━━━━━ Document section

# At Marty's Day 1



## Stan Cedarleaf (Jan 2, 2008)

Day one started with "Ladies and Kids Rule"........ yup, the girls beat all the guys to the remotes and took over the layout before Andy and Ric could even blink...... And I don't even think they had any "Rumski's" last night....

Rita Patterson starts her run from the Golding Terminal....










Jan Golding running her Executive Train on the outside loop










Jane Clarke running with Henson and Reba Tittle's grand daughter, Abby....










Henson Tittle's grandson, Braden showing grandpa just how to run trains...... 










The day progressed with the first half the live steam guys watching as the second half set the track up.... The third half made sure it was level....


















The repair shop was busy as usual... JJ is putting Kaydee 830's on his container train.... 










as Bubba cleans up the electronics on one of the Uintahs..........










He, then got it double headed with another Uintah..... They ran just great......










Then the others started running.... Norm Andersen with his twin scratch built Box Cabs.....










One of the show stoppers was Rex Ammerman's customized Aristo Craft E8 Santa Fe ABA crack passenger train show running across the MLS bridge. 










Marty's garage was opened for a Swap meet for attendees sales 










with other vendors setting up with their wares.... Michael Niebuam and his custom wood products...










And the Kidman Tree Farm trailer of "goodies"..... They also filled the center portion of the garage...


















Carrie and Marty had their hands full with general running of the "Thingy", so they "appointed" me as the "Money Changer" to collect for the Banquet and Shirt sales... Oh, yeah........ I did take some images as well........


















The Live Steam Guys got their time on the line to run the Aristo Craft Live Steam Mikados but first took time for a photo op on Marty's new upper line.... First image is a triple headed train of the Live Steamers....










Closeup of the Live Steam Mike.....










Marty brought out the USA Big Boy for a run on the outer main and then on a test run on the new upper trestle..... From the Bang's Bridge complex...










On the way up to the new trestles.....










On the new trestle...










The day ended for most of the crew with dinner at Valentino's Pizza Buffet.....

━━━━━━━━━━
━━━━━ Recorded data

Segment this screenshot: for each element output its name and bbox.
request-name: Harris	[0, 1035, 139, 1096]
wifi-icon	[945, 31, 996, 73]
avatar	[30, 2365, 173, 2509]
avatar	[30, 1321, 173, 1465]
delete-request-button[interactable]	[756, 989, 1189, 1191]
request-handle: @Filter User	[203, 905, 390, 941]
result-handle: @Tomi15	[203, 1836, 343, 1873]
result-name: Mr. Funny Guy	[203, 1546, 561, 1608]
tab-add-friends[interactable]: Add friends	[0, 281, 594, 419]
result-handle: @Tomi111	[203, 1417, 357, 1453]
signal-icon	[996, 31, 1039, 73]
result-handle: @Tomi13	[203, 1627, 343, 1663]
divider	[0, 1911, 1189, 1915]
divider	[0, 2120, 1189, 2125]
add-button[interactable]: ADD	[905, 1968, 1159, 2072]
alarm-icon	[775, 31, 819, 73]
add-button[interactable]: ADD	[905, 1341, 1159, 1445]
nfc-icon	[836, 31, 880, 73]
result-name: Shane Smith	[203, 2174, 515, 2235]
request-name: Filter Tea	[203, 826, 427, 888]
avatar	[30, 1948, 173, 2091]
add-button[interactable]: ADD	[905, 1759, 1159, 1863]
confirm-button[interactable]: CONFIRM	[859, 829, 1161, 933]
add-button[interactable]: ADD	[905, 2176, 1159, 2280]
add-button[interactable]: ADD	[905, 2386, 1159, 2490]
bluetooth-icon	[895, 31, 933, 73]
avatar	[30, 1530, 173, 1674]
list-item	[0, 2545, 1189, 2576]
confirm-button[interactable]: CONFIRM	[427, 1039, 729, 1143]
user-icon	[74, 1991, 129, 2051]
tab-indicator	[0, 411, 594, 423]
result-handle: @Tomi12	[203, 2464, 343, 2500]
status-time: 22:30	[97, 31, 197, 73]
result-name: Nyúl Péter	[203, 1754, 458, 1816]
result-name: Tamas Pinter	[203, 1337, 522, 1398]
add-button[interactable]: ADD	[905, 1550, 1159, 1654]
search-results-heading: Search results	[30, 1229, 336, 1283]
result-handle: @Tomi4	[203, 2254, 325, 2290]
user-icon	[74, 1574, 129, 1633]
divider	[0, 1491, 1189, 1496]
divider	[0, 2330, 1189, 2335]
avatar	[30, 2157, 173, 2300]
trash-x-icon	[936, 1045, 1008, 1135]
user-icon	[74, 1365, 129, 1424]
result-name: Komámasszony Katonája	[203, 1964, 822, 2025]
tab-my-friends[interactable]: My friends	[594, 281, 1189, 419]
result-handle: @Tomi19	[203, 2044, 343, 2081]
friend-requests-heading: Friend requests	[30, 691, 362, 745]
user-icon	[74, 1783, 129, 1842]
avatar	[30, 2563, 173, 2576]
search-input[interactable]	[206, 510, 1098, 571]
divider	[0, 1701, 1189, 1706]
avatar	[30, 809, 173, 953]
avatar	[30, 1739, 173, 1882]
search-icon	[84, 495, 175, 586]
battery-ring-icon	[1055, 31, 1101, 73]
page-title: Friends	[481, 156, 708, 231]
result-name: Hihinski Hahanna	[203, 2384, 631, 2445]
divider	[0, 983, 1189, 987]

━━━━━━━━━━

(What you are asked to do)
Please transcribe the Marty's Day 1 post word for word, starting with "Marty brought out" and going on through "the new trestles.....".

(Result of this exercise)
Marty brought out the USA Big Boy for a run on the outer main and then on a test run on the new upper trestle..... From the Bang's Bridge complex...










On the way up to the new trestles.....